◆ **Problem to work on**
Can you print every record below exactly as written?

◆ **Stored records**
○ ○ ○ ○ ○

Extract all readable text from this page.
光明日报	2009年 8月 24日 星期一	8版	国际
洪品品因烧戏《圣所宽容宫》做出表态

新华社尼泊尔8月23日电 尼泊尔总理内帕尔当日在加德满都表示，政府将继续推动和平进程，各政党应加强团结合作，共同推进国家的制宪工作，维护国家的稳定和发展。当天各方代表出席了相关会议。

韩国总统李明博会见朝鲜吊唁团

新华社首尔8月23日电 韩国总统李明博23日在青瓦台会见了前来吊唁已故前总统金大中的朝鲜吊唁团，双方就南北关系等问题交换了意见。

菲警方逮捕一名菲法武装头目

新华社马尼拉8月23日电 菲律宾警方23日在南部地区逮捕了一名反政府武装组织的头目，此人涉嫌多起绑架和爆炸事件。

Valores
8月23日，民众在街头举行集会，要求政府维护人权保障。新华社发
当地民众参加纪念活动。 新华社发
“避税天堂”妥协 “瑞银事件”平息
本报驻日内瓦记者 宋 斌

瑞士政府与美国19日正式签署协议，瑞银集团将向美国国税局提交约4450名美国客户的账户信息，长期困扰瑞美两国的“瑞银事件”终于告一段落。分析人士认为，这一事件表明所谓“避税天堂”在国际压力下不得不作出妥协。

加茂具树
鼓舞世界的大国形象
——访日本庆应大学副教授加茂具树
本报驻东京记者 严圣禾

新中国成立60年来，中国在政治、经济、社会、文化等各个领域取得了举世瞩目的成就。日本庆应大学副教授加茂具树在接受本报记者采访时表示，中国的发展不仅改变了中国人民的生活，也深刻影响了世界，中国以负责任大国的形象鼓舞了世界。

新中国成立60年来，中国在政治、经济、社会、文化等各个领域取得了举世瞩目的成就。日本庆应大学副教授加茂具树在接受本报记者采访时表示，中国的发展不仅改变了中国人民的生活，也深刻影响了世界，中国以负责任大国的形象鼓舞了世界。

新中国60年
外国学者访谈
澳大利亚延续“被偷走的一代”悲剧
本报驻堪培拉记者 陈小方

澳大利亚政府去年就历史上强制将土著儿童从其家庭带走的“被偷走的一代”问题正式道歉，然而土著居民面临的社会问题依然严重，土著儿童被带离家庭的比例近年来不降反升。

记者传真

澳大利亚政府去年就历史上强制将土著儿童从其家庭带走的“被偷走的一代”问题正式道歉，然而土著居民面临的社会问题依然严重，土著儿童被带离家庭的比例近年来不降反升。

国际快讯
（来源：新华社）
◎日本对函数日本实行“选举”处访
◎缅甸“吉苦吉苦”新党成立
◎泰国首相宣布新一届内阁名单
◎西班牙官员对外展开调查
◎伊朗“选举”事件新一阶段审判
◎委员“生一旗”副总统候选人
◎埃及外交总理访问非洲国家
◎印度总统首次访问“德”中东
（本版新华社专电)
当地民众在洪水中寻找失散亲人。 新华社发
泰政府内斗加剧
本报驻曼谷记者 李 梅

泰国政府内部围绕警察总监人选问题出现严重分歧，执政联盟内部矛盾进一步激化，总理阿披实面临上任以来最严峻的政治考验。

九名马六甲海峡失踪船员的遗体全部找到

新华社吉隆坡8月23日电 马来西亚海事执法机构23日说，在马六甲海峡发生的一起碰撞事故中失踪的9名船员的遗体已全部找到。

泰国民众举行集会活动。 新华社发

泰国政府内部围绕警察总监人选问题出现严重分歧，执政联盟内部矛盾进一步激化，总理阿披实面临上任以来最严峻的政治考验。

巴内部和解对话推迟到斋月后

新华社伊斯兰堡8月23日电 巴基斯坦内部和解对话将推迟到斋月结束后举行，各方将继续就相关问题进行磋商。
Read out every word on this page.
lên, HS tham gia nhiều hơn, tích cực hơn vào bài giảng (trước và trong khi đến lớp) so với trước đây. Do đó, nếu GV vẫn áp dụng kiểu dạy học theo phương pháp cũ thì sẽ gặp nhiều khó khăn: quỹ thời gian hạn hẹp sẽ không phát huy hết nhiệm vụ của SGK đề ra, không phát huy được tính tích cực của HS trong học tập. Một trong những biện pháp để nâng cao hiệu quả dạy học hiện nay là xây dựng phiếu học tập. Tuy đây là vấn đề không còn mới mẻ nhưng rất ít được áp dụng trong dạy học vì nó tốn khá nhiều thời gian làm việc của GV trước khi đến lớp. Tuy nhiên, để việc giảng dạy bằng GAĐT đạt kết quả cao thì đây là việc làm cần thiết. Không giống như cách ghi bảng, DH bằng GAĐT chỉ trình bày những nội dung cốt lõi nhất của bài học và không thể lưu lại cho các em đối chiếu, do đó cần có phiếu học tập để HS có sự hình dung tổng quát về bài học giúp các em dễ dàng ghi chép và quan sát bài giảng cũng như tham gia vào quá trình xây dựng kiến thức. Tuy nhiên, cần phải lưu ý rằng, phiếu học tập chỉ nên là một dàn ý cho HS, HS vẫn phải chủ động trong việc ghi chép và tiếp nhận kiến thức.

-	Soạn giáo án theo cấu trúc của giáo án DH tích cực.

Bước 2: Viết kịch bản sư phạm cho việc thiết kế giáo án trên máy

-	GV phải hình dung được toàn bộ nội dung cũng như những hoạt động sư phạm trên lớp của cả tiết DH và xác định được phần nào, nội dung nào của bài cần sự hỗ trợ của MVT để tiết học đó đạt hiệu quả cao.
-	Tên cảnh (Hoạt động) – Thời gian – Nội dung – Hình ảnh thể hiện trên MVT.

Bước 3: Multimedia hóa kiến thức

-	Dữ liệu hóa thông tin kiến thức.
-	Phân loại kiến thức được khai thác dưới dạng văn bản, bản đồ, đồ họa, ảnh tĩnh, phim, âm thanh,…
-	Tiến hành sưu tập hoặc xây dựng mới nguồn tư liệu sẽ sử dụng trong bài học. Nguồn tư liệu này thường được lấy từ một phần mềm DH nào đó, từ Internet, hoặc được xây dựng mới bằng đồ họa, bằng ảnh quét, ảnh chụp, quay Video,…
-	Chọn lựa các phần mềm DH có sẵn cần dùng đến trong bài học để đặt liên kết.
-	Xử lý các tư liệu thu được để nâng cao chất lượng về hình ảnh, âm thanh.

○ ○ ○ ○ ○

◆ **Solution to this problem**
Extract all readable text from this page.
光明日报	2009年 8月 24日 星期一	8版	国际
洪品品因烧戏《圣所宽容宫》做出表态

新华社尼泊尔8月23日电 尼泊尔总理内帕尔当日在加德满都表示，政府将继续推动和平进程，各政党应加强团结合作，共同推进国家的制宪工作，维护国家的稳定和发展。当天各方代表出席了相关会议。

韩国总统李明博会见朝鲜吊唁团

新华社首尔8月23日电 韩国总统李明博23日在青瓦台会见了前来吊唁已故前总统金大中的朝鲜吊唁团，双方就南北关系等问题交换了意见。

菲警方逮捕一名菲法武装头目

新华社马尼拉8月23日电 菲律宾警方23日在南部地区逮捕了一名反政府武装组织的头目，此人涉嫌多起绑架和爆炸事件。

Valores
8月23日，民众在街头举行集会，要求政府维护人权保障。新华社发
当地民众参加纪念活动。 新华社发
“避税天堂”妥协 “瑞银事件”平息
本报驻日内瓦记者 宋 斌

瑞士政府与美国19日正式签署协议，瑞银集团将向美国国税局提交约4450名美国客户的账户信息，长期困扰瑞美两国的“瑞银事件”终于告一段落。分析人士认为，这一事件表明所谓“避税天堂”在国际压力下不得不作出妥协。

加茂具树
鼓舞世界的大国形象
——访日本庆应大学副教授加茂具树
本报驻东京记者 严圣禾

新中国成立60年来，中国在政治、经济、社会、文化等各个领域取得了举世瞩目的成就。日本庆应大学副教授加茂具树在接受本报记者采访时表示，中国的发展不仅改变了中国人民的生活，也深刻影响了世界，中国以负责任大国的形象鼓舞了世界。

新中国成立60年来，中国在政治、经济、社会、文化等各个领域取得了举世瞩目的成就。日本庆应大学副教授加茂具树在接受本报记者采访时表示，中国的发展不仅改变了中国人民的生活，也深刻影响了世界，中国以负责任大国的形象鼓舞了世界。

新中国60年
外国学者访谈
澳大利亚延续“被偷走的一代”悲剧
本报驻堪培拉记者 陈小方

澳大利亚政府去年就历史上强制将土著儿童从其家庭带走的“被偷走的一代”问题正式道歉，然而土著居民面临的社会问题依然严重，土著儿童被带离家庭的比例近年来不降反升。

记者传真

澳大利亚政府去年就历史上强制将土著儿童从其家庭带走的“被偷走的一代”问题正式道歉，然而土著居民面临的社会问题依然严重，土著儿童被带离家庭的比例近年来不降反升。

国际快讯
（来源：新华社）
◎日本对函数日本实行“选举”处访
◎缅甸“吉苦吉苦”新党成立
◎泰国首相宣布新一届内阁名单
◎西班牙官员对外展开调查
◎伊朗“选举”事件新一阶段审判
◎委员“生一旗”副总统候选人
◎埃及外交总理访问非洲国家
◎印度总统首次访问“德”中东
（本版新华社专电)
当地民众在洪水中寻找失散亲人。 新华社发
泰政府内斗加剧
本报驻曼谷记者 李 梅

泰国政府内部围绕警察总监人选问题出现严重分歧，执政联盟内部矛盾进一步激化，总理阿披实面临上任以来最严峻的政治考验。

九名马六甲海峡失踪船员的遗体全部找到

新华社吉隆坡8月23日电 马来西亚海事执法机构23日说，在马六甲海峡发生的一起碰撞事故中失踪的9名船员的遗体已全部找到。

泰国民众举行集会活动。 新华社发

泰国政府内部围绕警察总监人选问题出现严重分歧，执政联盟内部矛盾进一步激化，总理阿披实面临上任以来最严峻的政治考验。

巴内部和解对话推迟到斋月后

新华社伊斯兰堡8月23日电 巴基斯坦内部和解对话将推迟到斋月结束后举行，各方将继续就相关问题进行磋商。
Read out every word on this page.
lên, HS tham gia nhiều hơn, tích cực hơn vào bài giảng (trước và trong khi đến lớp) so với trước đây. Do đó, nếu GV vẫn áp dụng kiểu dạy học theo phương pháp cũ thì sẽ gặp nhiều khó khăn: quỹ thời gian hạn hẹp sẽ không phát huy hết nhiệm vụ của SGK đề ra, không phát huy được tính tích cực của HS trong học tập. Một trong những biện pháp để nâng cao hiệu quả dạy học hiện nay là xây dựng phiếu học tập. Tuy đây là vấn đề không còn mới mẻ nhưng rất ít được áp dụng trong dạy học vì nó tốn khá nhiều thời gian làm việc của GV trước khi đến lớp. Tuy nhiên, để việc giảng dạy bằng GAĐT đạt kết quả cao thì đây là việc làm cần thiết. Không giống như cách ghi bảng, DH bằng GAĐT chỉ trình bày những nội dung cốt lõi nhất của bài học và không thể lưu lại cho các em đối chiếu, do đó cần có phiếu học tập để HS có sự hình dung tổng quát về bài học giúp các em dễ dàng ghi chép và quan sát bài giảng cũng như tham gia vào quá trình xây dựng kiến thức. Tuy nhiên, cần phải lưu ý rằng, phiếu học tập chỉ nên là một dàn ý cho HS, HS vẫn phải chủ động trong việc ghi chép và tiếp nhận kiến thức.

-	Soạn giáo án theo cấu trúc của giáo án DH tích cực.

Bước 2: Viết kịch bản sư phạm cho việc thiết kế giáo án trên máy

-	GV phải hình dung được toàn bộ nội dung cũng như những hoạt động sư phạm trên lớp của cả tiết DH và xác định được phần nào, nội dung nào của bài cần sự hỗ trợ của MVT để tiết học đó đạt hiệu quả cao.
-	Tên cảnh (Hoạt động) – Thời gian – Nội dung – Hình ảnh thể hiện trên MVT.

Bước 3: Multimedia hóa kiến thức

-	Dữ liệu hóa thông tin kiến thức.
-	Phân loại kiến thức được khai thác dưới dạng văn bản, bản đồ, đồ họa, ảnh tĩnh, phim, âm thanh,…
-	Tiến hành sưu tập hoặc xây dựng mới nguồn tư liệu sẽ sử dụng trong bài học. Nguồn tư liệu này thường được lấy từ một phần mềm DH nào đó, từ Internet, hoặc được xây dựng mới bằng đồ họa, bằng ảnh quét, ảnh chụp, quay Video,…
-	Chọn lựa các phần mềm DH có sẵn cần dùng đến trong bài học để đặt liên kết.
-	Xử lý các tư liệu thu được để nâng cao chất lượng về hình ảnh, âm thanh.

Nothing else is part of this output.